Provided text ::
--- start ---

My dad was a journalist when he was kidnapped by Islamic militants in Beirut in 1985, three months before I was born. But it's American laws that have made figuring out what happened a nightmare.

by Sulome Anderson
06 June 2015, 5:30am

The author, then five years old, visits the Associated Press office in Beirut while her father, Terry Anderson, was held captive in 1990. She pretends to call him and tells him she wants him to come home. Photo by Ahmed Azakir/AP

The author, then five years old, visits the Associated Press office in Beirut while her father, Terry Anderson, was held captive in 1990. She pretends to call him and tells him she wants him to come home. Photo by Ahmed Azakir/AP

I was in a room full of boxes, but the boxes were full of almost nothing at all.

Flipping through the stacks of files felt like some kind of joke. Many of them consisted mostly of blank pages and line after forbidding line of black marker.

I had made the trip to George Washington University's National Security Archives in Washington, DC, to view documents my father requested two decades ago under the Freedom of Information Act (FOIA). The process took more than four frustrating years because many of his requests were simply denied. Others yielded nothing but unremarkable information or the reams of redacted papers I was now examining in disbelief.

--- end ---

To-do list ::
1) According to the piece about the kidnapping in Beirut, how long did the Freedom of Information Act process take?
2) List every person named in the piece about the kidnapping in Beirut.
3) Carry on the piece about the kidnapping in Beirut from its last sentence.

Dataset content ::
--- start ---

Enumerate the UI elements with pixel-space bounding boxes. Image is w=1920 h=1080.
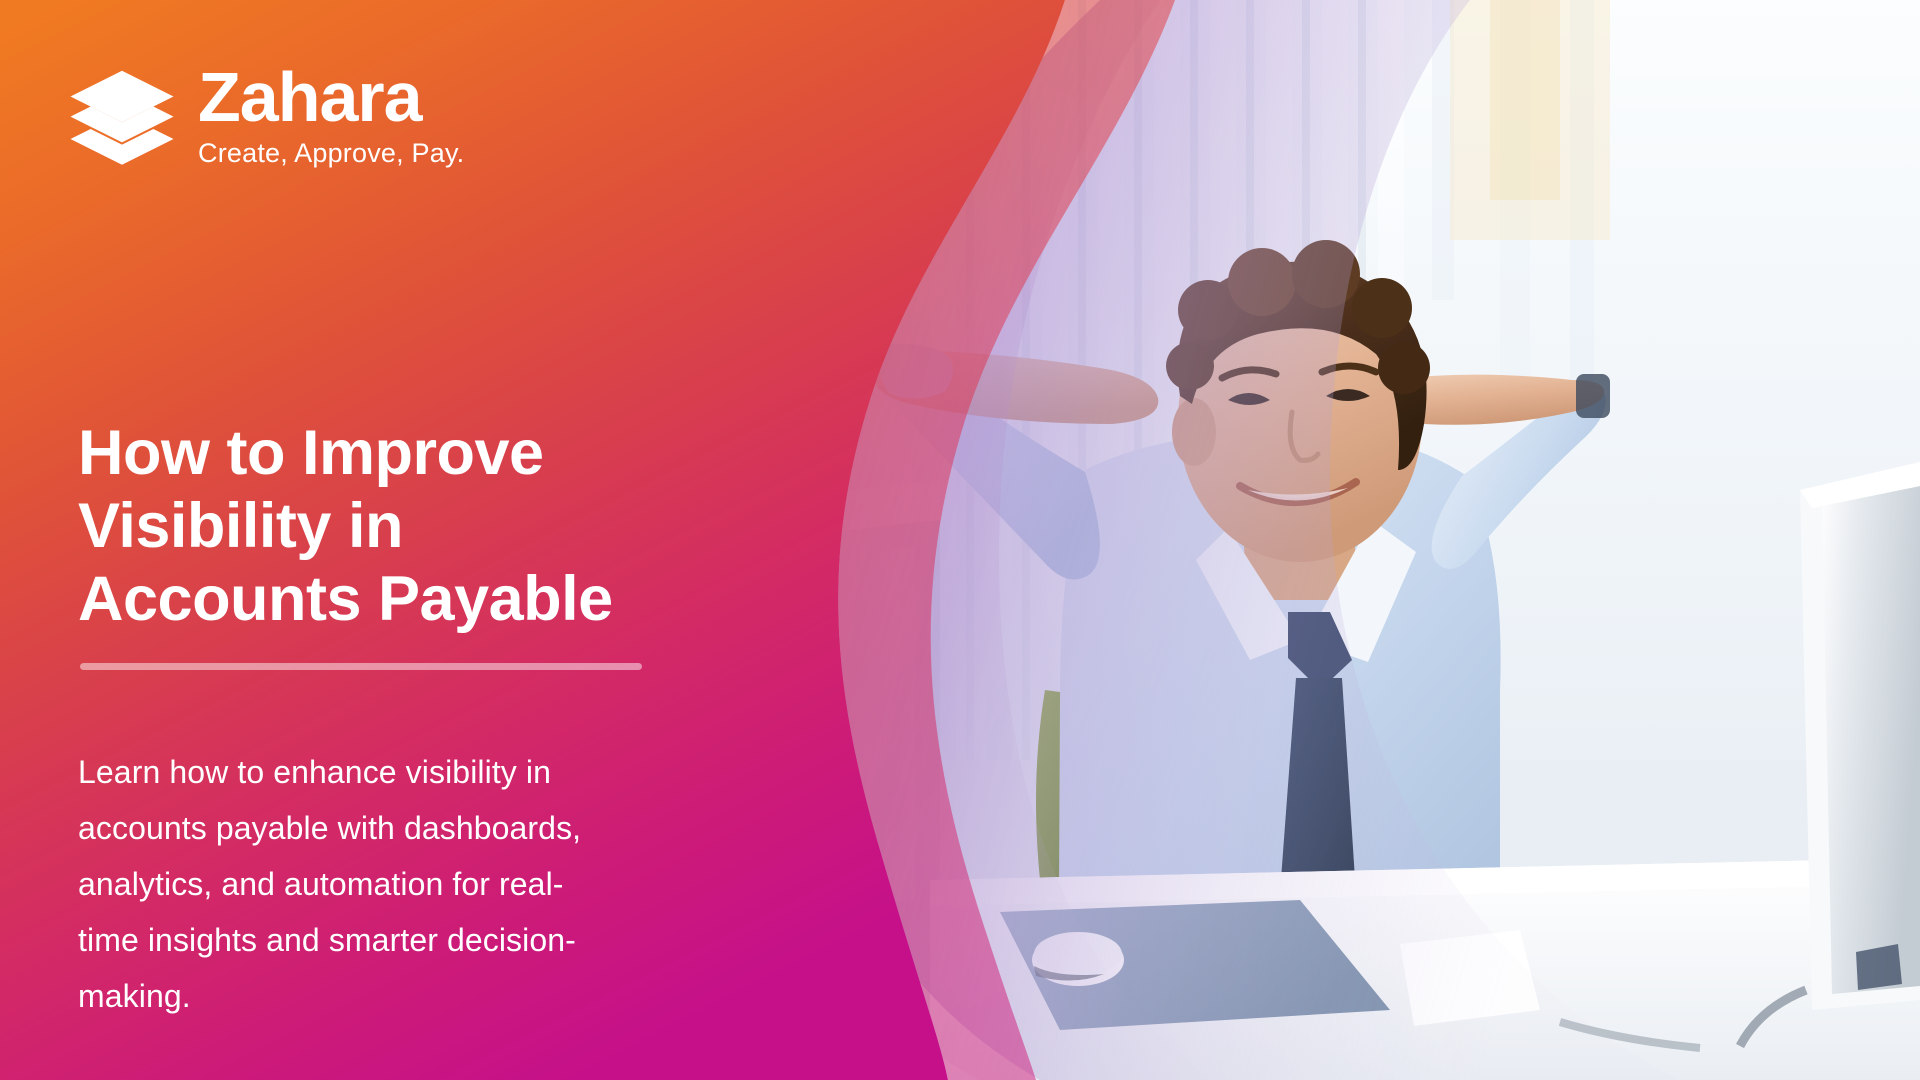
headline-line-3: Accounts Payable bbox=[78, 564, 613, 634]
brand-tagline: Create, Approve, Pay. bbox=[198, 140, 464, 167]
subcopy-line-5: making. bbox=[78, 978, 191, 1014]
subcopy-line-3: analytics, and automation for real- bbox=[78, 866, 564, 902]
stacked-layers-icon bbox=[66, 64, 178, 176]
page-title: How to Improve Visibility in Accounts Pa… bbox=[78, 417, 718, 636]
headline-line-1: How to Improve bbox=[78, 418, 544, 488]
paper-sheet bbox=[1400, 930, 1540, 1026]
subcopy-line-1: Learn how to enhance visibility in bbox=[78, 754, 551, 790]
headline-line-2: Visibility in bbox=[78, 491, 403, 561]
subcopy-line-4: time insights and smarter decision- bbox=[78, 922, 576, 958]
monitor-screen bbox=[1822, 486, 1920, 994]
divider bbox=[80, 663, 642, 670]
brand-logo[interactable]: Zahara Create, Approve, Pay. bbox=[66, 58, 464, 176]
hero-content: Zahara Create, Approve, Pay. How to Impr… bbox=[78, 0, 738, 1080]
blog-hero-banner: Zahara Create, Approve, Pay. How to Impr… bbox=[0, 0, 1920, 1080]
brand-logo-text: Zahara Create, Approve, Pay. bbox=[198, 58, 464, 167]
brand-name: Zahara bbox=[198, 62, 464, 132]
subcopy-line-2: accounts payable with dashboards, bbox=[78, 810, 581, 846]
page-description: Learn how to enhance visibility in accou… bbox=[78, 744, 658, 1024]
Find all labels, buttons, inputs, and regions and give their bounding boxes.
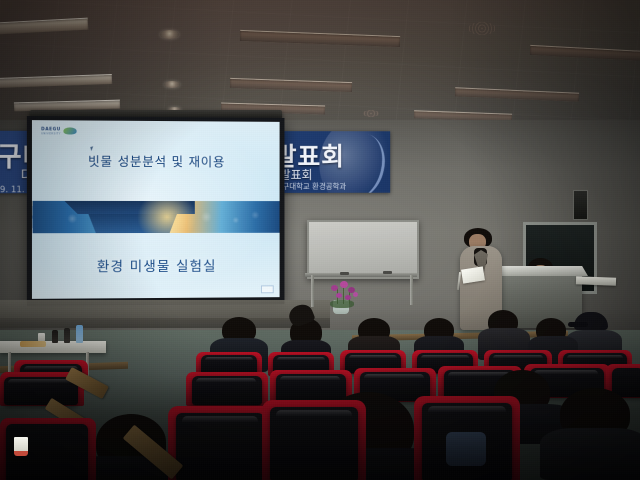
whiteboard-leg (410, 275, 413, 305)
open-binder (576, 276, 616, 285)
projection-screen: DAEGU UNIVERSITY 빗물 성분분석 및 재이용 환경 미생물 실험… (27, 116, 285, 306)
foliage (330, 300, 354, 308)
baseball-cap (574, 312, 608, 330)
whiteboard (307, 220, 419, 279)
slide-logo-sub: UNIVERSITY (41, 132, 61, 135)
snack-tray (20, 341, 46, 347)
lectern-top (490, 266, 588, 276)
wall-base-band (0, 318, 330, 328)
paper-cup-band (14, 451, 28, 456)
slide-corner-badge (261, 285, 274, 293)
whiteboard-marker-icon (383, 271, 392, 274)
table-leg (8, 352, 11, 374)
cap-brim (568, 322, 588, 327)
orchid-bloom (331, 285, 338, 291)
orchid-bloom (340, 281, 348, 288)
whiteboard-marker-icon (340, 272, 349, 275)
orchid-bloom (353, 292, 358, 297)
presentation-slide: DAEGU UNIVERSITY 빗물 성분분석 및 재이용 환경 미생물 실험… (32, 120, 280, 299)
water-bottle (52, 330, 58, 343)
water-bottle (64, 328, 70, 343)
lecture-hall-photo: 구대 발표회 대구 발표회 09. 11. 20(금 : 대구대학교 환경공학과… (0, 0, 640, 480)
orchid-bloom (336, 293, 342, 298)
water-bottle (76, 325, 83, 343)
slide-subtitle: 환경 미생물 실험실 (32, 255, 280, 276)
whiteboard-tray (305, 273, 417, 277)
whiteboard-leg (311, 275, 314, 307)
slide-logo-mark-icon (64, 127, 77, 134)
jeans-shoulder (446, 432, 486, 466)
torso (540, 428, 640, 480)
band-streaks (32, 201, 280, 233)
slide-title: 빗물 성분분석 및 재이용 (32, 150, 280, 170)
slide-decorative-band (32, 201, 280, 233)
wall-speaker (573, 190, 588, 220)
slide-university-logo: DAEGU UNIVERSITY (41, 126, 77, 135)
slide-logo-name: DAEGU (41, 126, 61, 132)
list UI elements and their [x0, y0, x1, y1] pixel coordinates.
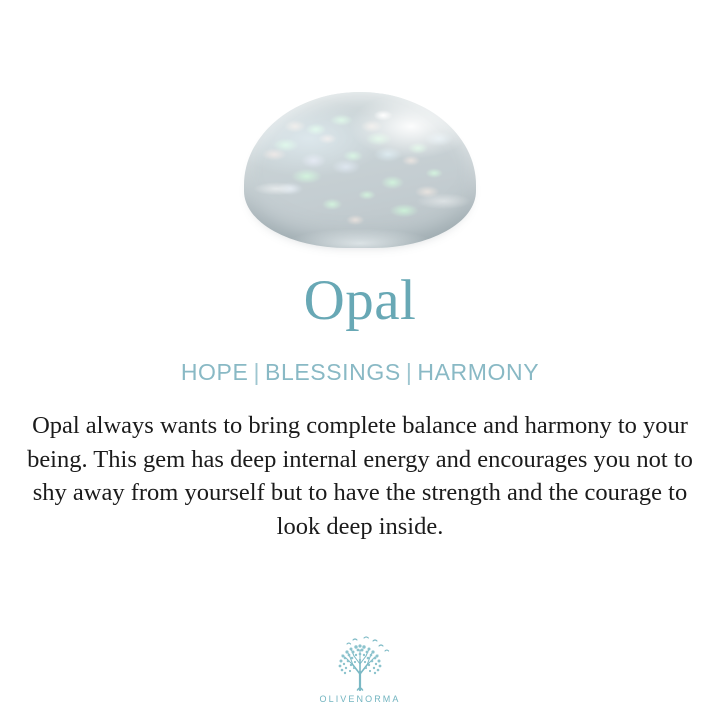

--- end ---

Outputs by task ::
1) More than four years.

2) Sulome Anderson, Terry Anderson, Ahmed Azakir

3)
This wasn't the kind of story I normally report on. I was deeply, personally invested in those documents, and my father, Terry Anderson, wasn't just asking the government for documentation of some random event. He was researching his own kidnapping and seven-year captivity by a terrorist group.

Dad was a journalist when he was kidnapped in 1985, three months before I was born. As Middle East bureau chief for the Associated Press, he was covering the horrifically violent civil war that raged across Lebanon at the time. One March morning, he kissed my mother goodbye in Beirut and left for a tennis game with a friend. He didn't come home for almost seven years, because a Shia Muslim militant group calling itself Islamic Jihad took him hostage.

As a result, I didn't meet my father until he was released—when I was nearly seven years old.

I only knew the sound of his voice as a child because his kidnappers would periodically release hostage videos of him, footage my mother let me watch so I could see my dad's face. I didn't understand the angry propaganda he recited. All I knew was that my father was thin, pale, and sad-looking, and I wanted to make him smile at me.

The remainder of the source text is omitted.